Directions for this task:
Please repeat all of the lines that follow, exactly as written.

The input:
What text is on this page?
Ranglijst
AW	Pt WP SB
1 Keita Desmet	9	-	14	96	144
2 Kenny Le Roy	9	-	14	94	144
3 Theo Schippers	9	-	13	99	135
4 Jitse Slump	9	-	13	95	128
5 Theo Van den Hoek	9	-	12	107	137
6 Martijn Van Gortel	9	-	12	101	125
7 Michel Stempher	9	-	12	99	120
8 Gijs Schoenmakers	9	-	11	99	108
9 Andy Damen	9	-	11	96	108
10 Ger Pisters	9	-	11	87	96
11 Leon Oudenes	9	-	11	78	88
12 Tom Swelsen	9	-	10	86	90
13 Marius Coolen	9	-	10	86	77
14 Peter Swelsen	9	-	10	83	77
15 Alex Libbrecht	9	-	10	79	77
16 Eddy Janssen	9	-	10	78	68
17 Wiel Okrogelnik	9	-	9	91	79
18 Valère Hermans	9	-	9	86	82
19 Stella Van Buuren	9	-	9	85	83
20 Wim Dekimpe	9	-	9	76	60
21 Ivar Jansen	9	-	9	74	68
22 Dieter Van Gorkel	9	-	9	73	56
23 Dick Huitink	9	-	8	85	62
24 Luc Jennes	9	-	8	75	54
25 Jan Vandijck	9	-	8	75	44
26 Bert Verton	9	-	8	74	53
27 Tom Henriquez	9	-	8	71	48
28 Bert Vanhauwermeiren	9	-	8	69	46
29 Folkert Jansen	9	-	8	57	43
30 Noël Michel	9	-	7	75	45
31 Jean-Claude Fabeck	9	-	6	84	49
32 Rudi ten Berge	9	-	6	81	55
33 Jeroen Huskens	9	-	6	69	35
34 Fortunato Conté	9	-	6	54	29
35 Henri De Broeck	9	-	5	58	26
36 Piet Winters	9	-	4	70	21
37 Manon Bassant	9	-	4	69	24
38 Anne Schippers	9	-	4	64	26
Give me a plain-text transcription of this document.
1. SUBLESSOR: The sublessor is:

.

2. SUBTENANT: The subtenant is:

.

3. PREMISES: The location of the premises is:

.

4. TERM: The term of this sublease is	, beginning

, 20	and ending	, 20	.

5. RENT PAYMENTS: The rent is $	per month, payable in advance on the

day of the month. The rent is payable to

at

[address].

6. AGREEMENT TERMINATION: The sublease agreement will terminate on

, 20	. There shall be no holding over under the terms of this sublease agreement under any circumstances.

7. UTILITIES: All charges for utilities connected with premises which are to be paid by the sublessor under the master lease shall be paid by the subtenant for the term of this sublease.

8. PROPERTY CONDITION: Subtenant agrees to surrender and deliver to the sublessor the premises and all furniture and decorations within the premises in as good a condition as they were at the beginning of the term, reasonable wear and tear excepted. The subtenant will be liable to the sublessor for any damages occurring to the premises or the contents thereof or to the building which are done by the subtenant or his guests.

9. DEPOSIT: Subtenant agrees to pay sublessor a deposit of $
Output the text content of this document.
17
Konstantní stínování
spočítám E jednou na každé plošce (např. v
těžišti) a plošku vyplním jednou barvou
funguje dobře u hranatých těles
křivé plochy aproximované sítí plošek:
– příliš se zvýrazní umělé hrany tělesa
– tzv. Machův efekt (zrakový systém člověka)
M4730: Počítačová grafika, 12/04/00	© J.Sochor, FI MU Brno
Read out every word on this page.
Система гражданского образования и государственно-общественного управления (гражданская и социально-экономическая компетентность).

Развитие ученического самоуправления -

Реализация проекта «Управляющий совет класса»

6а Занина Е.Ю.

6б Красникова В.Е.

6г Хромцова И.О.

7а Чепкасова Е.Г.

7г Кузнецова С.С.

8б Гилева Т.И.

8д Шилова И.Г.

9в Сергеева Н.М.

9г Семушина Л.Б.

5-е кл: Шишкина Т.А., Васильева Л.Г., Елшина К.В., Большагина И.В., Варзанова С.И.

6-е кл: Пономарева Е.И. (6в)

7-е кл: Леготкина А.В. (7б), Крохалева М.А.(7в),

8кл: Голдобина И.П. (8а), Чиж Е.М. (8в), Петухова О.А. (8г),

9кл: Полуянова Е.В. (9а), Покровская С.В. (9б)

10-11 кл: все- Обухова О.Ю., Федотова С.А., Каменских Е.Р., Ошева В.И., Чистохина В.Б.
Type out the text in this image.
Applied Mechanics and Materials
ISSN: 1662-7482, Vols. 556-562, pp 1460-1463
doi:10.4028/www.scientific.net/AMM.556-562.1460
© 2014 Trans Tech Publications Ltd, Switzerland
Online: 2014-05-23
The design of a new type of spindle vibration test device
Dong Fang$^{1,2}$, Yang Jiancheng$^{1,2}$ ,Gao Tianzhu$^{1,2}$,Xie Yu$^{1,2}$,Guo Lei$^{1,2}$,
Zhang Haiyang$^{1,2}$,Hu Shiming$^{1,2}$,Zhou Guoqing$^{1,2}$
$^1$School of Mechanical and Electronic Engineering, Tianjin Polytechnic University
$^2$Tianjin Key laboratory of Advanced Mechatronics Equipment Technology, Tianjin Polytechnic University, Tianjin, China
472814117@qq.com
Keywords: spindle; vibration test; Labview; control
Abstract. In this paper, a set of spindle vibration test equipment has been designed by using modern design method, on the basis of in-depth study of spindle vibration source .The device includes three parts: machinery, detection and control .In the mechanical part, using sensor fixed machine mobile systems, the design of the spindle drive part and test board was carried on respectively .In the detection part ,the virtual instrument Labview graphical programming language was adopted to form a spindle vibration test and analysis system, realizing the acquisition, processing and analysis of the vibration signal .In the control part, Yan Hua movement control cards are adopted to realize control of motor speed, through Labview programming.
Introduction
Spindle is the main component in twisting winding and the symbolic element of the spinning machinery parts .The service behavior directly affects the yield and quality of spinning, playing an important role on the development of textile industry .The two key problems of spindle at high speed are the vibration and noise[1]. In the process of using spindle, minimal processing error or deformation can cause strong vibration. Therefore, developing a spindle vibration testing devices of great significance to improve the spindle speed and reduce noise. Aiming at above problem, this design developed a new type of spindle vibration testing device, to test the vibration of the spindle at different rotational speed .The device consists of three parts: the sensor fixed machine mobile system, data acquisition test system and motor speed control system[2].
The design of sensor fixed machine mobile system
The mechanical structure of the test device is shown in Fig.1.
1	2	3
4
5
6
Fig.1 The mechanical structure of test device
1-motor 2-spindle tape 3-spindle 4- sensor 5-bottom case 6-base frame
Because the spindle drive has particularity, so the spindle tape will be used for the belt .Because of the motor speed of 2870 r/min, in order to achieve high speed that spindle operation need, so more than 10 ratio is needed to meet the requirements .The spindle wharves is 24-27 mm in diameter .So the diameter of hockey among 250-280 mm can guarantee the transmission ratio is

Solution:
What text is on this page?
Ranglijst
AW	Pt WP SB
1 Keita Desmet	9	-	14	96	144
2 Kenny Le Roy	9	-	14	94	144
3 Theo Schippers	9	-	13	99	135
4 Jitse Slump	9	-	13	95	128
5 Theo Van den Hoek	9	-	12	107	137
6 Martijn Van Gortel	9	-	12	101	125
7 Michel Stempher	9	-	12	99	120
8 Gijs Schoenmakers	9	-	11	99	108
9 Andy Damen	9	-	11	96	108
10 Ger Pisters	9	-	11	87	96
11 Leon Oudenes	9	-	11	78	88
12 Tom Swelsen	9	-	10	86	90
13 Marius Coolen	9	-	10	86	77
14 Peter Swelsen	9	-	10	83	77
15 Alex Libbrecht	9	-	10	79	77
16 Eddy Janssen	9	-	10	78	68
17 Wiel Okrogelnik	9	-	9	91	79
18 Valère Hermans	9	-	9	86	82
19 Stella Van Buuren	9	-	9	85	83
20 Wim Dekimpe	9	-	9	76	60
21 Ivar Jansen	9	-	9	74	68
22 Dieter Van Gorkel	9	-	9	73	56
23 Dick Huitink	9	-	8	85	62
24 Luc Jennes	9	-	8	75	54
25 Jan Vandijck	9	-	8	75	44
26 Bert Verton	9	-	8	74	53
27 Tom Henriquez	9	-	8	71	48
28 Bert Vanhauwermeiren	9	-	8	69	46
29 Folkert Jansen	9	-	8	57	43
30 Noël Michel	9	-	7	75	45
31 Jean-Claude Fabeck	9	-	6	84	49
32 Rudi ten Berge	9	-	6	81	55
33 Jeroen Huskens	9	-	6	69	35
34 Fortunato Conté	9	-	6	54	29
35 Henri De Broeck	9	-	5	58	26
36 Piet Winters	9	-	4	70	21
37 Manon Bassant	9	-	4	69	24
38 Anne Schippers	9	-	4	64	26
Give me a plain-text transcription of this document.
1. SUBLESSOR: The sublessor is:

.

2. SUBTENANT: The subtenant is:

.

3. PREMISES: The location of the premises is:

.

4. TERM: The term of this sublease is	, beginning

, 20	and ending	, 20	.

5. RENT PAYMENTS: The rent is $	per month, payable in advance on the

day of the month. The rent is payable to

at

[address].

6. AGREEMENT TERMINATION: The sublease agreement will terminate on

, 20	. There shall be no holding over under the terms of this sublease agreement under any circumstances.

7. UTILITIES: All charges for utilities connected with premises which are to be paid by the sublessor under the master lease shall be paid by the subtenant for the term of this sublease.

8. PROPERTY CONDITION: Subtenant agrees to surrender and deliver to the sublessor the premises and all furniture and decorations within the premises in as good a condition as they were at the beginning of the term, reasonable wear and tear excepted. The subtenant will be liable to the sublessor for any damages occurring to the premises or the contents thereof or to the building which are done by the subtenant or his guests.

9. DEPOSIT: Subtenant agrees to pay sublessor a deposit of $
Output the text content of this document.
17
Konstantní stínování
spočítám E jednou na každé plošce (např. v
těžišti) a plošku vyplním jednou barvou
funguje dobře u hranatých těles
křivé plochy aproximované sítí plošek:
– příliš se zvýrazní umělé hrany tělesa
– tzv. Machův efekt (zrakový systém člověka)
M4730: Počítačová grafika, 12/04/00	© J.Sochor, FI MU Brno
Read out every word on this page.
Система гражданского образования и государственно-общественного управления (гражданская и социально-экономическая компетентность).

Развитие ученического самоуправления -

Реализация проекта «Управляющий совет класса»

6а Занина Е.Ю.

6б Красникова В.Е.

6г Хромцова И.О.

7а Чепкасова Е.Г.

7г Кузнецова С.С.

8б Гилева Т.И.

8д Шилова И.Г.

9в Сергеева Н.М.

9г Семушина Л.Б.

5-е кл: Шишкина Т.А., Васильева Л.Г., Елшина К.В., Большагина И.В., Варзанова С.И.

6-е кл: Пономарева Е.И. (6в)

7-е кл: Леготкина А.В. (7б), Крохалева М.А.(7в),

8кл: Голдобина И.П. (8а), Чиж Е.М. (8в), Петухова О.А. (8г),

9кл: Полуянова Е.В. (9а), Покровская С.В. (9б)

10-11 кл: все- Обухова О.Ю., Федотова С.А., Каменских Е.Р., Ошева В.И., Чистохина В.Б.
Type out the text in this image.
Applied Mechanics and Materials
ISSN: 1662-7482, Vols. 556-562, pp 1460-1463
doi:10.4028/www.scientific.net/AMM.556-562.1460
© 2014 Trans Tech Publications Ltd, Switzerland
Online: 2014-05-23
The design of a new type of spindle vibration test device
Dong Fang$^{1,2}$, Yang Jiancheng$^{1,2}$ ,Gao Tianzhu$^{1,2}$,Xie Yu$^{1,2}$,Guo Lei$^{1,2}$,
Zhang Haiyang$^{1,2}$,Hu Shiming$^{1,2}$,Zhou Guoqing$^{1,2}$
$^1$School of Mechanical and Electronic Engineering, Tianjin Polytechnic University
$^2$Tianjin Key laboratory of Advanced Mechatronics Equipment Technology, Tianjin Polytechnic University, Tianjin, China
472814117@qq.com
Keywords: spindle; vibration test; Labview; control
Abstract. In this paper, a set of spindle vibration test equipment has been designed by using modern design method, on the basis of in-depth study of spindle vibration source .The device includes three parts: machinery, detection and control .In the mechanical part, using sensor fixed machine mobile systems, the design of the spindle drive part and test board was carried on respectively .In the detection part ,the virtual instrument Labview graphical programming language was adopted to form a spindle vibration test and analysis system, realizing the acquisition, processing and analysis of the vibration signal .In the control part, Yan Hua movement control cards are adopted to realize control of motor speed, through Labview programming.
Introduction
Spindle is the main component in twisting winding and the symbolic element of the spinning machinery parts .The service behavior directly affects the yield and quality of spinning, playing an important role on the development of textile industry .The two key problems of spindle at high speed are the vibration and noise[1]. In the process of using spindle, minimal processing error or deformation can cause strong vibration. Therefore, developing a spindle vibration testing devices of great significance to improve the spindle speed and reduce noise. Aiming at above problem, this design developed a new type of spindle vibration testing device, to test the vibration of the spindle at different rotational speed .The device consists of three parts: the sensor fixed machine mobile system, data acquisition test system and motor speed control system[2].
The design of sensor fixed machine mobile system
The mechanical structure of the test device is shown in Fig.1.
1	2	3
4
5
6
Fig.1 The mechanical structure of test device
1-motor 2-spindle tape 3-spindle 4- sensor 5-bottom case 6-base frame
Because the spindle drive has particularity, so the spindle tape will be used for the belt .Because of the motor speed of 2870 r/min, in order to achieve high speed that spindle operation need, so more than 10 ratio is needed to meet the requirements .The spindle wharves is 24-27 mm in diameter .So the diameter of hockey among 250-280 mm can guarantee the transmission ratio is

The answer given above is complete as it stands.